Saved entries
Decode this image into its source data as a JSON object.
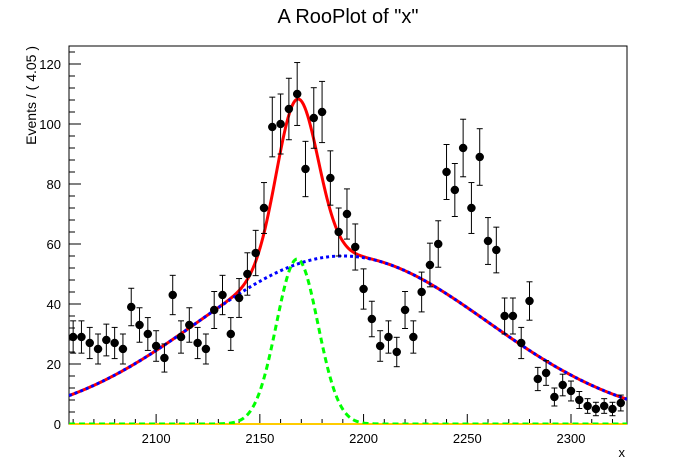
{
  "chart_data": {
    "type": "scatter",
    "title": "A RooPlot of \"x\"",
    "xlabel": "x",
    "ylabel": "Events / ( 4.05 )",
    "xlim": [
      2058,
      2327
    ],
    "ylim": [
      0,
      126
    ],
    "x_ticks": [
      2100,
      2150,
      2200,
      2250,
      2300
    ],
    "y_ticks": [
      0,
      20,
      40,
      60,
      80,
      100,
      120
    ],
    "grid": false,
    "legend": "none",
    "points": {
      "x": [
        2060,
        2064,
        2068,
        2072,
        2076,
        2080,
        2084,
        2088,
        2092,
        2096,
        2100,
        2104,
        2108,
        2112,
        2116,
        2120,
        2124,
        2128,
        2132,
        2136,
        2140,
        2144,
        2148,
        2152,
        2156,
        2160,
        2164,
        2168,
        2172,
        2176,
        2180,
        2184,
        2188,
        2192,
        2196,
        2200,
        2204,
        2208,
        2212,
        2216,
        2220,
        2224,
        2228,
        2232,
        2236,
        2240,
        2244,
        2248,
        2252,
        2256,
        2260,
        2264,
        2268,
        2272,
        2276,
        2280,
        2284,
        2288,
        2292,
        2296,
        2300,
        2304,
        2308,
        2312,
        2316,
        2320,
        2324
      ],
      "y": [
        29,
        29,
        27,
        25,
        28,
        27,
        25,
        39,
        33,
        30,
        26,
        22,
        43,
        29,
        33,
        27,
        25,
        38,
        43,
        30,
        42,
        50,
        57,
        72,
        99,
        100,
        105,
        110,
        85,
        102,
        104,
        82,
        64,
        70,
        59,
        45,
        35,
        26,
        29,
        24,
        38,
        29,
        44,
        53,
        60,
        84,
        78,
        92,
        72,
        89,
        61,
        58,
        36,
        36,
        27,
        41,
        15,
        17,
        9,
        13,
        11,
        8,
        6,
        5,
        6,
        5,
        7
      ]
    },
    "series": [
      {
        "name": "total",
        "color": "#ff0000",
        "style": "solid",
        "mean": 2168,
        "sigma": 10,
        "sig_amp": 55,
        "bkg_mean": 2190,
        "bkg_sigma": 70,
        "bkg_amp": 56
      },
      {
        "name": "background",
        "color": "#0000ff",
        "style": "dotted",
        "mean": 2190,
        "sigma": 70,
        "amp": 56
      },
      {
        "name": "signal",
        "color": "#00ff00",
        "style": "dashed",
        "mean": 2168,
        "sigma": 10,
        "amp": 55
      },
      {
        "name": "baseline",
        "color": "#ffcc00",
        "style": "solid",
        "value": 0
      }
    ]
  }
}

---

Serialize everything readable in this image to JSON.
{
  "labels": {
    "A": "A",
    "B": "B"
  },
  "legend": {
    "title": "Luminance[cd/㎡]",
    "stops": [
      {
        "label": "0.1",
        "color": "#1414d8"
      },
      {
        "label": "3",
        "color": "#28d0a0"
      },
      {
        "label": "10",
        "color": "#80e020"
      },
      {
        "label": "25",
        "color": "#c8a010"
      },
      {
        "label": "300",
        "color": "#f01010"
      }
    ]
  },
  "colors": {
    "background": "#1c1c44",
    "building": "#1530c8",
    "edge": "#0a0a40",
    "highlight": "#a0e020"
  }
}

Your objective:
Return every line above in which the string "name" occurs.

Result below:
        "name": "total",
        "name": "background",
        "name": "signal",
        "name": "baseline",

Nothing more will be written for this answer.